Find how many lines hold the word "what". Give only the number.
========================
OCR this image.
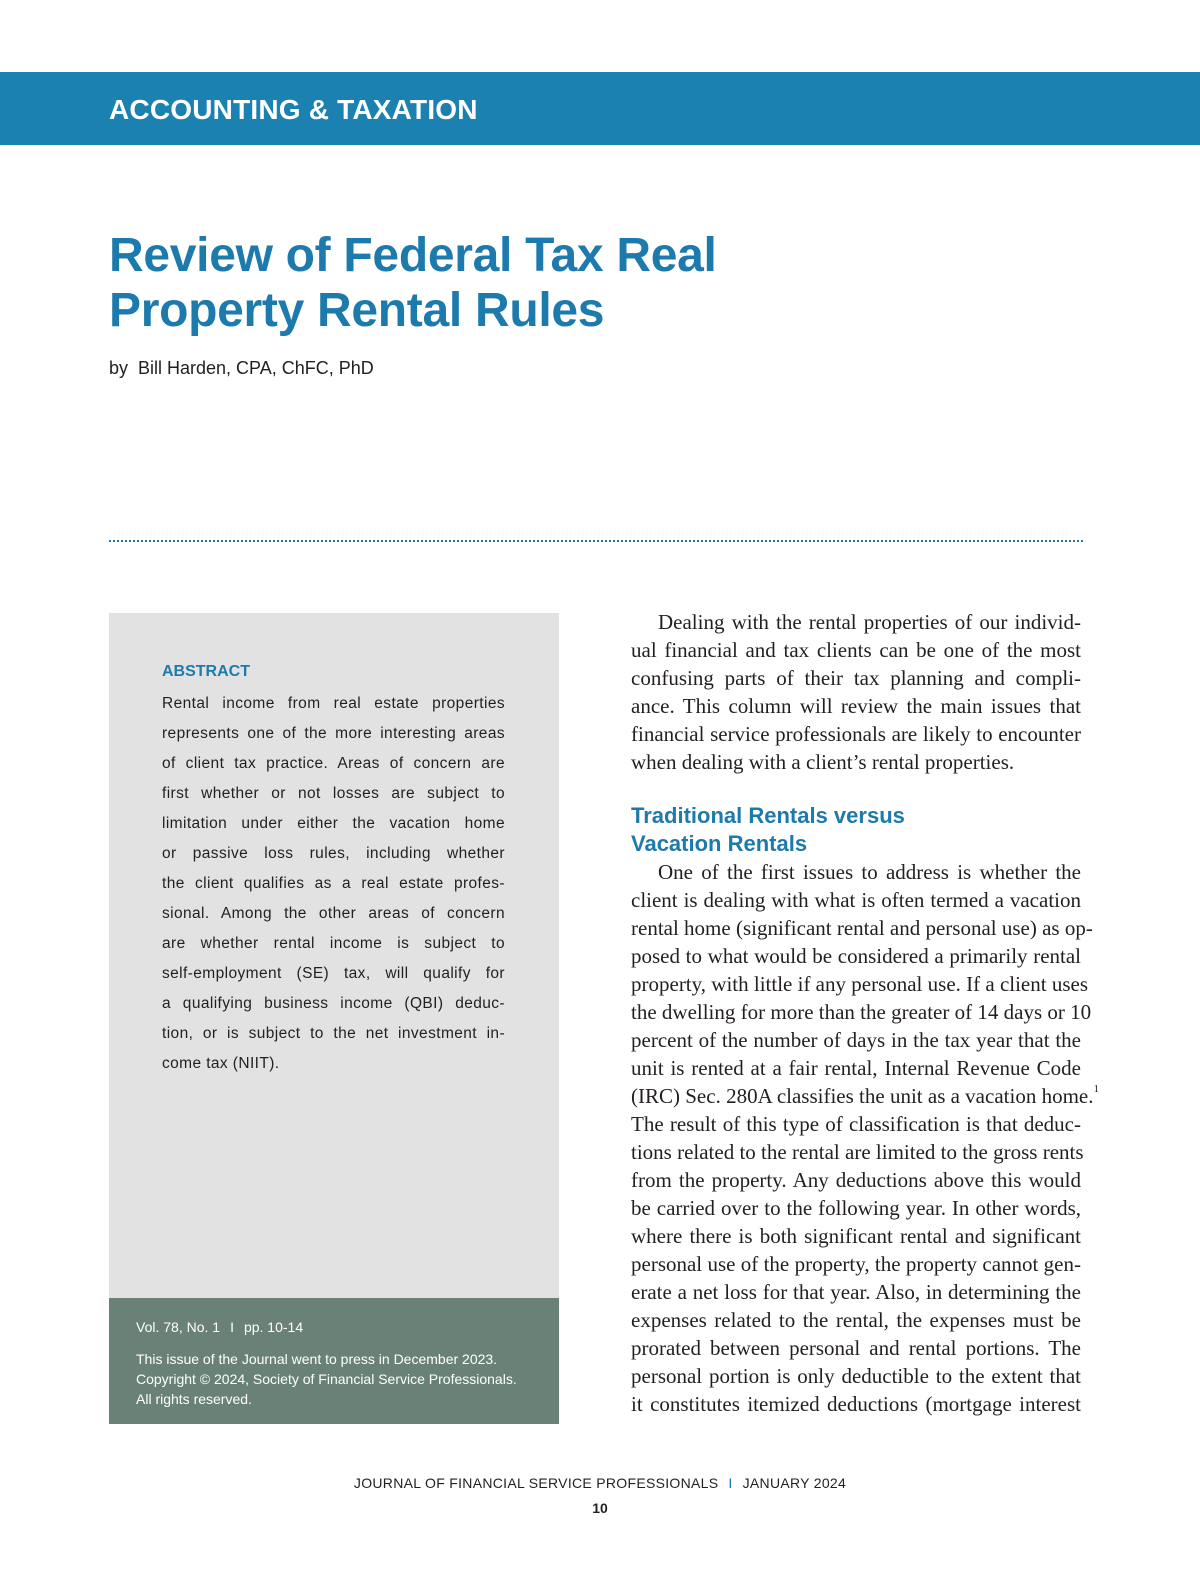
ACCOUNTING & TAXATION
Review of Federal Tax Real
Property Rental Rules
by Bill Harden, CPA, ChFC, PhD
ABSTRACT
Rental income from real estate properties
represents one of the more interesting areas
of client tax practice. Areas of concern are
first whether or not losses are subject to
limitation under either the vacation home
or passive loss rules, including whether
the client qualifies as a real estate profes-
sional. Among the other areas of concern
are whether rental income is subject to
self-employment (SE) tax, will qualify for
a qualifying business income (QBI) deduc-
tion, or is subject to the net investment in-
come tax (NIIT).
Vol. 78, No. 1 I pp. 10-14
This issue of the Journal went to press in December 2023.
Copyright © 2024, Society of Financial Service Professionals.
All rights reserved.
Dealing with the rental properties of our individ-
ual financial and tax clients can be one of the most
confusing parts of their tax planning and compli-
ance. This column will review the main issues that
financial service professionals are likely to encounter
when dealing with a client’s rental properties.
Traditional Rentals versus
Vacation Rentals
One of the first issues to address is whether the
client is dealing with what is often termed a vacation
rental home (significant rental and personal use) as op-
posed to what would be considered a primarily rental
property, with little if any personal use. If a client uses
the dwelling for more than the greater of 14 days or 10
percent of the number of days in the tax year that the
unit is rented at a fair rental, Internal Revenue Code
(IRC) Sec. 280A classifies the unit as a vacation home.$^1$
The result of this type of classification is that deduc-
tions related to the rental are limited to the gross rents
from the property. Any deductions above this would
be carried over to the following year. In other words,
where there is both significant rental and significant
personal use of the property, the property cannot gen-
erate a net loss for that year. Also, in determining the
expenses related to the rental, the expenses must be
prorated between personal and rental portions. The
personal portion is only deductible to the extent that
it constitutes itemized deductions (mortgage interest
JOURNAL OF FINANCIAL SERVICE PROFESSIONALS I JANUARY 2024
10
========================
→ THE REPLY:
2